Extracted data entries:
== == ==
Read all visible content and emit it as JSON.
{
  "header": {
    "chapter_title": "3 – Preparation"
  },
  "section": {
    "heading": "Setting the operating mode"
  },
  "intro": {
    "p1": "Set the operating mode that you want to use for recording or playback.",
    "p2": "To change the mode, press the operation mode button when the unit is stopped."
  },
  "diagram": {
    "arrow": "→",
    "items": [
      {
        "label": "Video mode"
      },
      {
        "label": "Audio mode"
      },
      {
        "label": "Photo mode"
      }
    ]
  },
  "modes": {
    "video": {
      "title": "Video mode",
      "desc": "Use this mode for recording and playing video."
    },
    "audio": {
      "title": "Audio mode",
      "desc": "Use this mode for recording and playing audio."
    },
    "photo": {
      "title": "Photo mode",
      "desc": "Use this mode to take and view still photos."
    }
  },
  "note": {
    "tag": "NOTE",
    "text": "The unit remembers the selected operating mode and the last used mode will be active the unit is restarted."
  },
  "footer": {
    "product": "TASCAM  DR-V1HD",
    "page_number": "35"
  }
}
== == ==
## Given exercise
Return each line of the records above exactly as it reads.

## Expected answer
Read all visible content and emit it as JSON.
{
  "header": {
    "chapter_title": "3 – Preparation"
  },
  "section": {
    "heading": "Setting the operating mode"
  },
  "intro": {
    "p1": "Set the operating mode that you want to use for recording or playback.",
    "p2": "To change the mode, press the operation mode button when the unit is stopped."
  },
  "diagram": {
    "arrow": "→",
    "items": [
      {
        "label": "Video mode"
      },
      {
        "label": "Audio mode"
      },
      {
        "label": "Photo mode"
      }
    ]
  },
  "modes": {
    "video": {
      "title": "Video mode",
      "desc": "Use this mode for recording and playing video."
    },
    "audio": {
      "title": "Audio mode",
      "desc": "Use this mode for recording and playing audio."
    },
    "photo": {
      "title": "Photo mode",
      "desc": "Use this mode to take and view still photos."
    }
  },
  "note": {
    "tag": "NOTE",
    "text": "The unit remembers the selected operating mode and the last used mode will be active the unit is restarted."
  },
  "footer": {
    "product": "TASCAM  DR-V1HD",
    "page_number": "35"
  }
}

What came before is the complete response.